(Dataset entries)

####################

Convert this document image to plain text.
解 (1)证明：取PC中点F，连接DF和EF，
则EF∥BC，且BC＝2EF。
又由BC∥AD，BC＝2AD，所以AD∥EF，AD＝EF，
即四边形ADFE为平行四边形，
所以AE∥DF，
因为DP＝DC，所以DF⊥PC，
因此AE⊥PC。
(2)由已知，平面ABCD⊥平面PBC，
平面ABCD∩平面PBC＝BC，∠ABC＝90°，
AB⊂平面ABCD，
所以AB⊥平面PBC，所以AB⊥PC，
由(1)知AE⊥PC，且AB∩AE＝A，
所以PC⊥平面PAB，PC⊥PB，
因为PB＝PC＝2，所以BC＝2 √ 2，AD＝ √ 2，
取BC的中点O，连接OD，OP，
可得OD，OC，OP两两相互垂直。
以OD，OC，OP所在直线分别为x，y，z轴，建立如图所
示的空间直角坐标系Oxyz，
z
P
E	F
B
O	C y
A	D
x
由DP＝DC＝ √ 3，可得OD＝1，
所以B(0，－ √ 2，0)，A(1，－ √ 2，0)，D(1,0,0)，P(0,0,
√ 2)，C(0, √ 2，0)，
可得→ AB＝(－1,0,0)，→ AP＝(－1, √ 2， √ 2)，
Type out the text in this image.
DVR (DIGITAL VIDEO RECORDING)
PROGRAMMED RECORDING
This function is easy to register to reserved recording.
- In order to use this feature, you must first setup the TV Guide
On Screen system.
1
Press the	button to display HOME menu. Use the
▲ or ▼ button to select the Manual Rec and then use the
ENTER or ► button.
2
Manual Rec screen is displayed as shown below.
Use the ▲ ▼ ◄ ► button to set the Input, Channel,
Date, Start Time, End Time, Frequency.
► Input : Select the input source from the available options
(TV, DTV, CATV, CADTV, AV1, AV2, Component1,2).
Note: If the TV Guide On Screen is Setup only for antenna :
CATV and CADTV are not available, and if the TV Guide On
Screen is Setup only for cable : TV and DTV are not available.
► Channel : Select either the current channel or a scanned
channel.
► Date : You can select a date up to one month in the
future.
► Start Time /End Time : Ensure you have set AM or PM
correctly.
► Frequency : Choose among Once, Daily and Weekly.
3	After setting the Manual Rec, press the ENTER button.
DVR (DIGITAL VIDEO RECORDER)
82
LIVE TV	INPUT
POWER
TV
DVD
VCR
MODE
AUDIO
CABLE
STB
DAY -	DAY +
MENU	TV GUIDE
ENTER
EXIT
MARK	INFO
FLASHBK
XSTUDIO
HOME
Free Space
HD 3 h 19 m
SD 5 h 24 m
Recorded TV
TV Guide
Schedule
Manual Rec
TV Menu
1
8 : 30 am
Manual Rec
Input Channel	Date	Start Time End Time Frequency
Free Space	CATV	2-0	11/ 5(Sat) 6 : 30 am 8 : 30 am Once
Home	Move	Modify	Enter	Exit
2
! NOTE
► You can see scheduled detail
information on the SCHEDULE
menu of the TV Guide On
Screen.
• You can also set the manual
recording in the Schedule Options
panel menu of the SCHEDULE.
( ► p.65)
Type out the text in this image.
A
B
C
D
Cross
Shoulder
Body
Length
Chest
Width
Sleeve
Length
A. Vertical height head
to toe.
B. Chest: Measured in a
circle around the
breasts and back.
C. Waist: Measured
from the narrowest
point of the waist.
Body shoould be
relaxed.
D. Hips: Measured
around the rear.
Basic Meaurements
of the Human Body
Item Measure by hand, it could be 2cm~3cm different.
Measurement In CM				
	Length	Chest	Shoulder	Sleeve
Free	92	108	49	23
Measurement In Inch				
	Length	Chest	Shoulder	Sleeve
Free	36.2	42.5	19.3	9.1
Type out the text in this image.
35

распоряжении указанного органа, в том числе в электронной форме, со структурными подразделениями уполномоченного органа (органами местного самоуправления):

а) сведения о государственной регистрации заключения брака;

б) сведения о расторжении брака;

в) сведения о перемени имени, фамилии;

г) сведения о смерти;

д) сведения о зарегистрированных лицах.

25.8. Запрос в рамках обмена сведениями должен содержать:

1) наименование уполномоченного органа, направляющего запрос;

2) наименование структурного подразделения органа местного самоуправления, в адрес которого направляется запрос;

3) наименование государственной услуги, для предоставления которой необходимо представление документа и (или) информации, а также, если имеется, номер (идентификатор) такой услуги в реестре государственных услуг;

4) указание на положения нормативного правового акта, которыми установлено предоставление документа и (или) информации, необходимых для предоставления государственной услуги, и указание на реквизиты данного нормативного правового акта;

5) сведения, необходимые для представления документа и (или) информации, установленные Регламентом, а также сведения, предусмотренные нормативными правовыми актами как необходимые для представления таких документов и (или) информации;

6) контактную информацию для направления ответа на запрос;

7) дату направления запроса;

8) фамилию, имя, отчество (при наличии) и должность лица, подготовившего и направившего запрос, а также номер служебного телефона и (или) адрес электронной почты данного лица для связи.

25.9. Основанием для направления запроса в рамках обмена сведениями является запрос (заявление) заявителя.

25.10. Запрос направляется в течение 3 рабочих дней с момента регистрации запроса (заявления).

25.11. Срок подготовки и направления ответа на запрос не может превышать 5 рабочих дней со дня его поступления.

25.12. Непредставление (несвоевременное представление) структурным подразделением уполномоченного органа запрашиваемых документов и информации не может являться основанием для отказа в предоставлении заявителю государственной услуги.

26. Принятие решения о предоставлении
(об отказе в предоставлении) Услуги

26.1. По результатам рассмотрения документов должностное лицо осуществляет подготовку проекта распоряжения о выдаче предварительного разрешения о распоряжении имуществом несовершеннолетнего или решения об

####################

Given instruction
Extract the complete listing verbatim.

The reply
Convert this document image to plain text.
解 (1)证明：取PC中点F，连接DF和EF，
则EF∥BC，且BC＝2EF。
又由BC∥AD，BC＝2AD，所以AD∥EF，AD＝EF，
即四边形ADFE为平行四边形，
所以AE∥DF，
因为DP＝DC，所以DF⊥PC，
因此AE⊥PC。
(2)由已知，平面ABCD⊥平面PBC，
平面ABCD∩平面PBC＝BC，∠ABC＝90°，
AB⊂平面ABCD，
所以AB⊥平面PBC，所以AB⊥PC，
由(1)知AE⊥PC，且AB∩AE＝A，
所以PC⊥平面PAB，PC⊥PB，
因为PB＝PC＝2，所以BC＝2 √ 2，AD＝ √ 2，
取BC的中点O，连接OD，OP，
可得OD，OC，OP两两相互垂直。
以OD，OC，OP所在直线分别为x，y，z轴，建立如图所
示的空间直角坐标系Oxyz，
z
P
E	F
B
O	C y
A	D
x
由DP＝DC＝ √ 3，可得OD＝1，
所以B(0，－ √ 2，0)，A(1，－ √ 2，0)，D(1,0,0)，P(0,0,
√ 2)，C(0, √ 2，0)，
可得→ AB＝(－1,0,0)，→ AP＝(－1, √ 2， √ 2)，
Type out the text in this image.
DVR (DIGITAL VIDEO RECORDING)
PROGRAMMED RECORDING
This function is easy to register to reserved recording.
- In order to use this feature, you must first setup the TV Guide
On Screen system.
1
Press the	button to display HOME menu. Use the
▲ or ▼ button to select the Manual Rec and then use the
ENTER or ► button.
2
Manual Rec screen is displayed as shown below.
Use the ▲ ▼ ◄ ► button to set the Input, Channel,
Date, Start Time, End Time, Frequency.
► Input : Select the input source from the available options
(TV, DTV, CATV, CADTV, AV1, AV2, Component1,2).
Note: If the TV Guide On Screen is Setup only for antenna :
CATV and CADTV are not available, and if the TV Guide On
Screen is Setup only for cable : TV and DTV are not available.
► Channel : Select either the current channel or a scanned
channel.
► Date : You can select a date up to one month in the
future.
► Start Time /End Time : Ensure you have set AM or PM
correctly.
► Frequency : Choose among Once, Daily and Weekly.
3	After setting the Manual Rec, press the ENTER button.
DVR (DIGITAL VIDEO RECORDER)
82
LIVE TV	INPUT
POWER
TV
DVD
VCR
MODE
AUDIO
CABLE
STB
DAY -	DAY +
MENU	TV GUIDE
ENTER
EXIT
MARK	INFO
FLASHBK
XSTUDIO
HOME
Free Space
HD 3 h 19 m
SD 5 h 24 m
Recorded TV
TV Guide
Schedule
Manual Rec
TV Menu
1
8 : 30 am
Manual Rec
Input Channel	Date	Start Time End Time Frequency
Free Space	CATV	2-0	11/ 5(Sat) 6 : 30 am 8 : 30 am Once
Home	Move	Modify	Enter	Exit
2
! NOTE
► You can see scheduled detail
information on the SCHEDULE
menu of the TV Guide On
Screen.
• You can also set the manual
recording in the Schedule Options
panel menu of the SCHEDULE.
( ► p.65)
Type out the text in this image.
A
B
C
D
Cross
Shoulder
Body
Length
Chest
Width
Sleeve
Length
A. Vertical height head
to toe.
B. Chest: Measured in a
circle around the
breasts and back.
C. Waist: Measured
from the narrowest
point of the waist.
Body shoould be
relaxed.
D. Hips: Measured
around the rear.
Basic Meaurements
of the Human Body
Item Measure by hand, it could be 2cm~3cm different.
Measurement In CM				
	Length	Chest	Shoulder	Sleeve
Free	92	108	49	23
Measurement In Inch				
	Length	Chest	Shoulder	Sleeve
Free	36.2	42.5	19.3	9.1
Type out the text in this image.
35

распоряжении указанного органа, в том числе в электронной форме, со структурными подразделениями уполномоченного органа (органами местного самоуправления):

а) сведения о государственной регистрации заключения брака;

б) сведения о расторжении брака;

в) сведения о перемени имени, фамилии;

г) сведения о смерти;

д) сведения о зарегистрированных лицах.

25.8. Запрос в рамках обмена сведениями должен содержать:

1) наименование уполномоченного органа, направляющего запрос;

2) наименование структурного подразделения органа местного самоуправления, в адрес которого направляется запрос;

3) наименование государственной услуги, для предоставления которой необходимо представление документа и (или) информации, а также, если имеется, номер (идентификатор) такой услуги в реестре государственных услуг;

4) указание на положения нормативного правового акта, которыми установлено предоставление документа и (или) информации, необходимых для предоставления государственной услуги, и указание на реквизиты данного нормативного правового акта;

5) сведения, необходимые для представления документа и (или) информации, установленные Регламентом, а также сведения, предусмотренные нормативными правовыми актами как необходимые для представления таких документов и (или) информации;

6) контактную информацию для направления ответа на запрос;

7) дату направления запроса;

8) фамилию, имя, отчество (при наличии) и должность лица, подготовившего и направившего запрос, а также номер служебного телефона и (или) адрес электронной почты данного лица для связи.

25.9. Основанием для направления запроса в рамках обмена сведениями является запрос (заявление) заявителя.

25.10. Запрос направляется в течение 3 рабочих дней с момента регистрации запроса (заявления).

25.11. Срок подготовки и направления ответа на запрос не может превышать 5 рабочих дней со дня его поступления.

25.12. Непредставление (несвоевременное представление) структурным подразделением уполномоченного органа запрашиваемых документов и информации не может являться основанием для отказа в предоставлении заявителю государственной услуги.

26. Принятие решения о предоставлении
(об отказе в предоставлении) Услуги

26.1. По результатам рассмотрения документов должностное лицо осуществляет подготовку проекта распоряжения о выдаче предварительного разрешения о распоряжении имуществом несовершеннолетнего или решения об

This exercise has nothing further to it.